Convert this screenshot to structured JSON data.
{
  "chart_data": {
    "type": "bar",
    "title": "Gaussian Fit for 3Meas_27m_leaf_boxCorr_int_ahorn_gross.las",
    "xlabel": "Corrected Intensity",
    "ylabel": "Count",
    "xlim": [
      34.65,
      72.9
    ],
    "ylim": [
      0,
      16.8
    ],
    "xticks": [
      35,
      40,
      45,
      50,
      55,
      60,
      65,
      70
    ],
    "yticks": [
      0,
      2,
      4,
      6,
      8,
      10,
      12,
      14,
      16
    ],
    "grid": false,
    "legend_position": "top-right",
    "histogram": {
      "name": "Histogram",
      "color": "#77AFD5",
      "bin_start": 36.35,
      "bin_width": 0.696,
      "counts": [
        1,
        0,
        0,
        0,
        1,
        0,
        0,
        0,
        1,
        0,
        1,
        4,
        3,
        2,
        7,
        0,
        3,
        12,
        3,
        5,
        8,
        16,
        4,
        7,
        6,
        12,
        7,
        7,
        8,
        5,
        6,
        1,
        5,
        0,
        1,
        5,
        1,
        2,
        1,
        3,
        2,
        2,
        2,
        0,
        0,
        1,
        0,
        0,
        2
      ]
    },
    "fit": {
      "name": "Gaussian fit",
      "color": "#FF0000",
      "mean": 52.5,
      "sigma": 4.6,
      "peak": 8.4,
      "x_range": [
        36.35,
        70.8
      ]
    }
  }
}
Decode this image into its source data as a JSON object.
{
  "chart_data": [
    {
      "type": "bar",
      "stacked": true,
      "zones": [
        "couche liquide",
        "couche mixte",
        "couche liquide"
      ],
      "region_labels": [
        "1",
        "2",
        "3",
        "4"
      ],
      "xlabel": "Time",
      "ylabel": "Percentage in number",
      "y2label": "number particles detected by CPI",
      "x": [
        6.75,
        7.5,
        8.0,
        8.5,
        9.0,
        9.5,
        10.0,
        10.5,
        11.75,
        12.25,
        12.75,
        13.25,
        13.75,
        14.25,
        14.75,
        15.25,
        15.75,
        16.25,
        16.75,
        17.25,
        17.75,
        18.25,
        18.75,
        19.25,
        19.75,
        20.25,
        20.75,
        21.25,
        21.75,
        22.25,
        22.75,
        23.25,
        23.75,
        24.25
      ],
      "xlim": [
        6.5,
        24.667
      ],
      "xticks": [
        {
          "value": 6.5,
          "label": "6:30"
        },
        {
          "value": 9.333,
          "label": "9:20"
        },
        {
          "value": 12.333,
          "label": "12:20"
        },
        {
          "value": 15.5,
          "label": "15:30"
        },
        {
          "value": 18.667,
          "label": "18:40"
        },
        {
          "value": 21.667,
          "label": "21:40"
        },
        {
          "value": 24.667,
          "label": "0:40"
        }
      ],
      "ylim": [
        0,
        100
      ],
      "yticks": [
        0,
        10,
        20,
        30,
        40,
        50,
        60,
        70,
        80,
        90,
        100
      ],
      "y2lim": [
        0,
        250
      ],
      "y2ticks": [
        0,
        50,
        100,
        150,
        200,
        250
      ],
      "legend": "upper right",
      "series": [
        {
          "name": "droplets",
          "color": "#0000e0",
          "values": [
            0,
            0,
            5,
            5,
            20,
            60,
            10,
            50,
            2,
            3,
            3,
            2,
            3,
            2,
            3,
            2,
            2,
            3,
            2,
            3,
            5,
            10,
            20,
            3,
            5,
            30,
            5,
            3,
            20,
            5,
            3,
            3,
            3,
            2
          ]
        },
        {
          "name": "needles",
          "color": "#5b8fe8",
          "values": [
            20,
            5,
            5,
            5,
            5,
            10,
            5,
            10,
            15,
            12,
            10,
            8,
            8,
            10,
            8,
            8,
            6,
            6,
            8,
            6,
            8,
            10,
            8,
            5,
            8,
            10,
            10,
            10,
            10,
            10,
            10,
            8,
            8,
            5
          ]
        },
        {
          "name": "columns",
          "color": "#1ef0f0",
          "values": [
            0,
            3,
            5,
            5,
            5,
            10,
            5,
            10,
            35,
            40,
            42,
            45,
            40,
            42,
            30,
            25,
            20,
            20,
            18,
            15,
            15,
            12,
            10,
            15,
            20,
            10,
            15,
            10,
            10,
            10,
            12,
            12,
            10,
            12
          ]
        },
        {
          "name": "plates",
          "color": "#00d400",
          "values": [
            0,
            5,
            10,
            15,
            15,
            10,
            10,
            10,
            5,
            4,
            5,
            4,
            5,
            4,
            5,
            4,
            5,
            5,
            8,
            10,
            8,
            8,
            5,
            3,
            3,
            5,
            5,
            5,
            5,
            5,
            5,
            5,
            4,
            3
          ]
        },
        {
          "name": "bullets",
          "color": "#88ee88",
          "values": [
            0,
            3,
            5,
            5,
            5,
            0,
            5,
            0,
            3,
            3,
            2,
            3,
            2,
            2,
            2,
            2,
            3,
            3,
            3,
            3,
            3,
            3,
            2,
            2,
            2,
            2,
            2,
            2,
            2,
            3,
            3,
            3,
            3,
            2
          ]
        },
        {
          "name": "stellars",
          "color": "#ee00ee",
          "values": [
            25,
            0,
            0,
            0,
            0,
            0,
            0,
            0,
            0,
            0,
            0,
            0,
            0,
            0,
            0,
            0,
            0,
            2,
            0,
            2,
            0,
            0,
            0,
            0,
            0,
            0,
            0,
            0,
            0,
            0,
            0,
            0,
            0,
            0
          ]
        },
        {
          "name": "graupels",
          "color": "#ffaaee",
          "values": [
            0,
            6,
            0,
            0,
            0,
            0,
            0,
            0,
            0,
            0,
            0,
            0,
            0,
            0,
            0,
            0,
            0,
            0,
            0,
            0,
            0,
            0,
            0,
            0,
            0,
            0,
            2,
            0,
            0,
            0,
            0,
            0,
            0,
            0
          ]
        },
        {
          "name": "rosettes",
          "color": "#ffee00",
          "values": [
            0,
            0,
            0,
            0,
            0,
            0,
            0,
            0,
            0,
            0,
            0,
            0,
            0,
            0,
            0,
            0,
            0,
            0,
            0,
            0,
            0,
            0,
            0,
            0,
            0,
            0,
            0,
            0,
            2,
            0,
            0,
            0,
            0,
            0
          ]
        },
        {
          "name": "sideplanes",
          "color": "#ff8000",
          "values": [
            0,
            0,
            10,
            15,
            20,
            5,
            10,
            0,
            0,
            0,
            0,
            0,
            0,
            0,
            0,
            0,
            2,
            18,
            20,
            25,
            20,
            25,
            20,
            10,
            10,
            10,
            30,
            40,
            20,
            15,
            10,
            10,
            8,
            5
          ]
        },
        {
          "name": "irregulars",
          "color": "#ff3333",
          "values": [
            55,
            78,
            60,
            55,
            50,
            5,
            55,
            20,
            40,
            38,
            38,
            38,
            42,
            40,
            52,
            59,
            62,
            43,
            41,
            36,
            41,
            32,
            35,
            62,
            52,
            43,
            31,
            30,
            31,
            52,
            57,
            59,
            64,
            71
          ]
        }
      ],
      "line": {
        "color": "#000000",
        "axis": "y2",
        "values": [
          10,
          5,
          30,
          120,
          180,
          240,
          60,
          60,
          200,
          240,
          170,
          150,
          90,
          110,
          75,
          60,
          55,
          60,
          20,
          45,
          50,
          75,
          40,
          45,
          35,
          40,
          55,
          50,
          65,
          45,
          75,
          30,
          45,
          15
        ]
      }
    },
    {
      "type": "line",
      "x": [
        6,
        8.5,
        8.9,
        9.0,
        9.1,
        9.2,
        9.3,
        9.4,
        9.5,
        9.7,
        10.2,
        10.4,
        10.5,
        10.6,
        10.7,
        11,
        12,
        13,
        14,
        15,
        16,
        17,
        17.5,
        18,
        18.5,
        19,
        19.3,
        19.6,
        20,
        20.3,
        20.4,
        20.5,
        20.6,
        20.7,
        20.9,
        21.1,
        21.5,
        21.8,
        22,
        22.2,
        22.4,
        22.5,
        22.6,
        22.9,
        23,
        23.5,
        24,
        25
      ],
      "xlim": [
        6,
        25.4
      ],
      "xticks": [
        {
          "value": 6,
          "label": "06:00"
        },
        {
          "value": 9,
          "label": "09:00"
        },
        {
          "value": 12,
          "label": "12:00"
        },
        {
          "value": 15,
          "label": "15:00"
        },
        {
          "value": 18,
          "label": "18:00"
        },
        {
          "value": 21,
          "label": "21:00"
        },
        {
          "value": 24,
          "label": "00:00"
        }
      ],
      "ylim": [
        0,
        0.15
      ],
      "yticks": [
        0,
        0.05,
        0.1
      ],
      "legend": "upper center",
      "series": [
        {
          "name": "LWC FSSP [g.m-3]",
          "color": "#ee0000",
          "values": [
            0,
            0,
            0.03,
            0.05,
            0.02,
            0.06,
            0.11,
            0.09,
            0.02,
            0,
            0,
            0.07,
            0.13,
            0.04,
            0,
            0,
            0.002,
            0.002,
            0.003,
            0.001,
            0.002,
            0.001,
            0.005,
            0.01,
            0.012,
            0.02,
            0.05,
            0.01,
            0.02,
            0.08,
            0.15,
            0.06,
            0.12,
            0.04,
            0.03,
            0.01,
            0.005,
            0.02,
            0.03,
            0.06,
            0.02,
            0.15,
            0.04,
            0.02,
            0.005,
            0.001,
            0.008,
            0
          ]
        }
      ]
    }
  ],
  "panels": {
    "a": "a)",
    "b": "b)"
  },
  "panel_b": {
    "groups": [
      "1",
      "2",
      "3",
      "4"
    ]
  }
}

════════

Copy out each line in the preceding records that contains "this".

Convert this screenshot to structured JSON data.
Decode this image into its source data as a JSON object.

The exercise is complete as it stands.